Write out all the rows below again, swapping every "diamond-icon" for "rhombus-icon" and leaving everything else unchanged.
::::::
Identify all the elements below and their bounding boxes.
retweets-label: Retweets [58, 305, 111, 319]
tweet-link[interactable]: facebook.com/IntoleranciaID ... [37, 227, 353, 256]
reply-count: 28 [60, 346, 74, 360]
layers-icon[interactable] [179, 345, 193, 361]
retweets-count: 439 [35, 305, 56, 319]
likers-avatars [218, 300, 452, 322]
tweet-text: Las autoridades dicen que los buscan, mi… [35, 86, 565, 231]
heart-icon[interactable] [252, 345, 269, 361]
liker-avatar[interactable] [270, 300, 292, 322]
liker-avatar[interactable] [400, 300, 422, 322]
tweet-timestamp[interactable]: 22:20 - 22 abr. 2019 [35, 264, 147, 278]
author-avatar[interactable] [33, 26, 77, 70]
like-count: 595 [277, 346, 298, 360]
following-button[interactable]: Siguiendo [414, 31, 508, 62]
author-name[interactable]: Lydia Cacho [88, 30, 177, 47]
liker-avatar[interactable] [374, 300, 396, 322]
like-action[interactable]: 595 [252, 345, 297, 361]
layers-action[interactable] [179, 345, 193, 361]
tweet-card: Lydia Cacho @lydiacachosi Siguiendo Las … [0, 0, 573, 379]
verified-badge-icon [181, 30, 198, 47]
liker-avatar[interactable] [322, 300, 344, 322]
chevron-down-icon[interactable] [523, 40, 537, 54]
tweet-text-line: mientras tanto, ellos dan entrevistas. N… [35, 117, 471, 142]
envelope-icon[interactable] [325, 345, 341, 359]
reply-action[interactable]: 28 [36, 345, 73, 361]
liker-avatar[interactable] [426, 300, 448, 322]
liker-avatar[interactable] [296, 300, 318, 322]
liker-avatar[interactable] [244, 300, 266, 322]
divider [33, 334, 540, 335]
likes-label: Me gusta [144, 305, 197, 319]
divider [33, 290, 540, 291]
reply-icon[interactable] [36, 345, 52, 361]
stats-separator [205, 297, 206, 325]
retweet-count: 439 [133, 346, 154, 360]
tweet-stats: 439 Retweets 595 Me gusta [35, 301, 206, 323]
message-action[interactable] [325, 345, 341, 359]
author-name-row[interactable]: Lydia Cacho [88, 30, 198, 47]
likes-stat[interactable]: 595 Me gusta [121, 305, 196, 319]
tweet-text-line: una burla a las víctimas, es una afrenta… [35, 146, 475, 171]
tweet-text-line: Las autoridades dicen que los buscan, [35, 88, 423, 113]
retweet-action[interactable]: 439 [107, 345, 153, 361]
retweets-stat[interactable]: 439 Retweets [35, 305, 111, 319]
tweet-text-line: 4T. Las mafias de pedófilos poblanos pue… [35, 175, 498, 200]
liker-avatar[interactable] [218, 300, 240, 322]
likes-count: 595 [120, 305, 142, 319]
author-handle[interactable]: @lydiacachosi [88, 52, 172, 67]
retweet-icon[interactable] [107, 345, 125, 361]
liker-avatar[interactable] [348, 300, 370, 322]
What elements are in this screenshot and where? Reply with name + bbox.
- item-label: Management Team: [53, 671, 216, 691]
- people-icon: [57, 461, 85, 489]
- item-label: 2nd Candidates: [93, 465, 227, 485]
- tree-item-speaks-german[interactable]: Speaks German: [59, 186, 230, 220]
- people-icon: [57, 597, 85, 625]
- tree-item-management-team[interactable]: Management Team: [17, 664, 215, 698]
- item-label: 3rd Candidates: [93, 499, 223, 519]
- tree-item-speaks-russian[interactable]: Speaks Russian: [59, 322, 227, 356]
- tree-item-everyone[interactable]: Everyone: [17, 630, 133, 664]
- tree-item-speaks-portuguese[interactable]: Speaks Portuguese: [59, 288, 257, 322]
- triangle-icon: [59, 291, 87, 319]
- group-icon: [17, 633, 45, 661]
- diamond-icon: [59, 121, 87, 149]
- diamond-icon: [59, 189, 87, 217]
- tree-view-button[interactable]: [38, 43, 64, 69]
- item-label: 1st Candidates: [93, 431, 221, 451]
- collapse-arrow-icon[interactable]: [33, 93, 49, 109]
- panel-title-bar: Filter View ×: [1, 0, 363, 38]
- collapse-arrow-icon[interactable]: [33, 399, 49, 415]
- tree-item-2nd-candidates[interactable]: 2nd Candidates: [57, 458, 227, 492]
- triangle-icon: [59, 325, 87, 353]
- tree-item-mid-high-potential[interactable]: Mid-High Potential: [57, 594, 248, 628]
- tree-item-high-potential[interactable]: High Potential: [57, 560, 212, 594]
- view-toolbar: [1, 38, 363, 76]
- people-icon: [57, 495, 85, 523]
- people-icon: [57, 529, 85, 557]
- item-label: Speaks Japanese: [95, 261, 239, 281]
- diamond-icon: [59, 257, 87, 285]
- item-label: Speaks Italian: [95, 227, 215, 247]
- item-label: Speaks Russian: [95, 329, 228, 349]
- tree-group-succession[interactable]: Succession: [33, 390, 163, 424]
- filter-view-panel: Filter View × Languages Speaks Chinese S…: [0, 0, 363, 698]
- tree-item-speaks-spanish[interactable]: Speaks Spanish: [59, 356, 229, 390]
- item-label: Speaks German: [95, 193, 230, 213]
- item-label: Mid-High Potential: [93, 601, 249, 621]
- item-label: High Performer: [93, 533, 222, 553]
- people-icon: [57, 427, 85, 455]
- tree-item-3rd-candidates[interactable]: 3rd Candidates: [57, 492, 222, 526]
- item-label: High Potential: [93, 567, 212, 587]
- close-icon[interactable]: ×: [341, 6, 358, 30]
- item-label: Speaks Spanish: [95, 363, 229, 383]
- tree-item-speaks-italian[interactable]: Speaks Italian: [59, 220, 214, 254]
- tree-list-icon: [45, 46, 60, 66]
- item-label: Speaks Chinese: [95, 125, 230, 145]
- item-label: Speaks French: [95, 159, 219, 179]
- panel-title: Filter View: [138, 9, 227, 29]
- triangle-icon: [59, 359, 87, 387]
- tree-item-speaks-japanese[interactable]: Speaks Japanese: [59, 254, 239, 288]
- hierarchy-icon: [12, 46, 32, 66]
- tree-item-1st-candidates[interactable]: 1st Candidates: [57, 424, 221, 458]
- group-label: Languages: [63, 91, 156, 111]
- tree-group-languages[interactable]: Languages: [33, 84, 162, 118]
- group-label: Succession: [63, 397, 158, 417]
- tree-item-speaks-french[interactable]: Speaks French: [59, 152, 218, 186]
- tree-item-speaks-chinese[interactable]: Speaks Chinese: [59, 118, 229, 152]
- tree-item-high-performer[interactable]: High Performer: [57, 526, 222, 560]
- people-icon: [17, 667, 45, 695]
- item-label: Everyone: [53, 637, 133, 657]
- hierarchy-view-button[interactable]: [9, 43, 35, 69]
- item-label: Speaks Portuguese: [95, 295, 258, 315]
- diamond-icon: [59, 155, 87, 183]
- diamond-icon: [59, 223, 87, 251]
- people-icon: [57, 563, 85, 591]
::::::
SOLUTION TO THIS PROBLEM:
Identify all the elements below and their bounding boxes.
retweets-label: Retweets [58, 305, 111, 319]
tweet-link[interactable]: facebook.com/IntoleranciaID ... [37, 227, 353, 256]
reply-count: 28 [60, 346, 74, 360]
layers-icon[interactable] [179, 345, 193, 361]
retweets-count: 439 [35, 305, 56, 319]
likers-avatars [218, 300, 452, 322]
tweet-text: Las autoridades dicen que los buscan, mi… [35, 86, 565, 231]
heart-icon[interactable] [252, 345, 269, 361]
liker-avatar[interactable] [270, 300, 292, 322]
liker-avatar[interactable] [400, 300, 422, 322]
tweet-timestamp[interactable]: 22:20 - 22 abr. 2019 [35, 264, 147, 278]
author-avatar[interactable] [33, 26, 77, 70]
like-count: 595 [277, 346, 298, 360]
following-button[interactable]: Siguiendo [414, 31, 508, 62]
author-name[interactable]: Lydia Cacho [88, 30, 177, 47]
liker-avatar[interactable] [374, 300, 396, 322]
like-action[interactable]: 595 [252, 345, 297, 361]
layers-action[interactable] [179, 345, 193, 361]
tweet-card: Lydia Cacho @lydiacachosi Siguiendo Las … [0, 0, 573, 379]
verified-badge-icon [181, 30, 198, 47]
liker-avatar[interactable] [322, 300, 344, 322]
chevron-down-icon[interactable] [523, 40, 537, 54]
tweet-text-line: mientras tanto, ellos dan entrevistas. N… [35, 117, 471, 142]
envelope-icon[interactable] [325, 345, 341, 359]
reply-action[interactable]: 28 [36, 345, 73, 361]
liker-avatar[interactable] [426, 300, 448, 322]
liker-avatar[interactable] [296, 300, 318, 322]
liker-avatar[interactable] [244, 300, 266, 322]
divider [33, 334, 540, 335]
likes-label: Me gusta [144, 305, 197, 319]
divider [33, 290, 540, 291]
reply-icon[interactable] [36, 345, 52, 361]
stats-separator [205, 297, 206, 325]
retweet-count: 439 [133, 346, 154, 360]
tweet-stats: 439 Retweets 595 Me gusta [35, 301, 206, 323]
message-action[interactable] [325, 345, 341, 359]
author-name-row[interactable]: Lydia Cacho [88, 30, 198, 47]
likes-stat[interactable]: 595 Me gusta [121, 305, 196, 319]
tweet-text-line: una burla a las víctimas, es una afrenta… [35, 146, 475, 171]
tweet-text-line: Las autoridades dicen que los buscan, [35, 88, 423, 113]
retweet-action[interactable]: 439 [107, 345, 153, 361]
retweets-stat[interactable]: 439 Retweets [35, 305, 111, 319]
tweet-text-line: 4T. Las mafias de pedófilos poblanos pue… [35, 175, 498, 200]
liker-avatar[interactable] [218, 300, 240, 322]
likes-count: 595 [120, 305, 142, 319]
author-handle[interactable]: @lydiacachosi [88, 52, 172, 67]
retweet-icon[interactable] [107, 345, 125, 361]
liker-avatar[interactable] [348, 300, 370, 322]
What elements are in this screenshot and where? Reply with name + bbox.
- item-label: Management Team: [53, 671, 216, 691]
- people-icon: [57, 461, 85, 489]
- item-label: 2nd Candidates: [93, 465, 227, 485]
- tree-item-speaks-german[interactable]: Speaks German: [59, 186, 230, 220]
- people-icon: [57, 597, 85, 625]
- tree-item-management-team[interactable]: Management Team: [17, 664, 215, 698]
- item-label: 3rd Candidates: [93, 499, 223, 519]
- tree-item-speaks-russian[interactable]: Speaks Russian: [59, 322, 227, 356]
- tree-item-everyone[interactable]: Everyone: [17, 630, 133, 664]
- tree-item-speaks-portuguese[interactable]: Speaks Portuguese: [59, 288, 257, 322]
- triangle-icon: [59, 291, 87, 319]
- group-icon: [17, 633, 45, 661]
- rhombus-icon: [59, 121, 87, 149]
- rhombus-icon: [59, 189, 87, 217]
- tree-view-button[interactable]: [38, 43, 64, 69]
- item-label: 1st Candidates: [93, 431, 221, 451]
- collapse-arrow-icon[interactable]: [33, 93, 49, 109]
- panel-title-bar: Filter View ×: [1, 0, 363, 38]
- collapse-arrow-icon[interactable]: [33, 399, 49, 415]
- tree-item-2nd-candidates[interactable]: 2nd Candidates: [57, 458, 227, 492]
- triangle-icon: [59, 325, 87, 353]
- tree-item-mid-high-potential[interactable]: Mid-High Potential: [57, 594, 248, 628]
- tree-item-high-potential[interactable]: High Potential: [57, 560, 212, 594]
- view-toolbar: [1, 38, 363, 76]
- people-icon: [57, 495, 85, 523]
- people-icon: [57, 529, 85, 557]
- item-label: Speaks Japanese: [95, 261, 239, 281]
- rhombus-icon: [59, 257, 87, 285]
- item-label: Speaks Italian: [95, 227, 215, 247]
- item-label: Speaks Russian: [95, 329, 228, 349]
- tree-group-succession[interactable]: Succession: [33, 390, 163, 424]
- filter-view-panel: Filter View × Languages Speaks Chinese S…: [0, 0, 363, 698]
- tree-item-speaks-spanish[interactable]: Speaks Spanish: [59, 356, 229, 390]
- item-label: Speaks German: [95, 193, 230, 213]
- item-label: Mid-High Potential: [93, 601, 249, 621]
- item-label: High Performer: [93, 533, 222, 553]
- people-icon: [57, 427, 85, 455]
- tree-item-3rd-candidates[interactable]: 3rd Candidates: [57, 492, 222, 526]
- item-label: High Potential: [93, 567, 212, 587]
- close-icon[interactable]: ×: [341, 6, 358, 30]
- item-label: Speaks Spanish: [95, 363, 229, 383]
- tree-item-speaks-italian[interactable]: Speaks Italian: [59, 220, 214, 254]
- tree-list-icon: [45, 46, 60, 66]
- item-label: Speaks Chinese: [95, 125, 230, 145]
- item-label: Speaks French: [95, 159, 219, 179]
- panel-title: Filter View: [138, 9, 227, 29]
- triangle-icon: [59, 359, 87, 387]
- tree-item-speaks-japanese[interactable]: Speaks Japanese: [59, 254, 239, 288]
- hierarchy-icon: [12, 46, 32, 66]
- tree-item-1st-candidates[interactable]: 1st Candidates: [57, 424, 221, 458]
- group-label: Languages: [63, 91, 156, 111]
- tree-group-languages[interactable]: Languages: [33, 84, 162, 118]
- group-label: Succession: [63, 397, 158, 417]
- tree-item-speaks-french[interactable]: Speaks French: [59, 152, 218, 186]
- tree-item-speaks-chinese[interactable]: Speaks Chinese: [59, 118, 229, 152]
- tree-item-high-performer[interactable]: High Performer: [57, 526, 222, 560]
- people-icon: [17, 667, 45, 695]
- item-label: Everyone: [53, 637, 133, 657]
- hierarchy-view-button[interactable]: [9, 43, 35, 69]
- item-label: Speaks Portuguese: [95, 295, 258, 315]
- rhombus-icon: [59, 155, 87, 183]
- rhombus-icon: [59, 223, 87, 251]
- people-icon: [57, 563, 85, 591]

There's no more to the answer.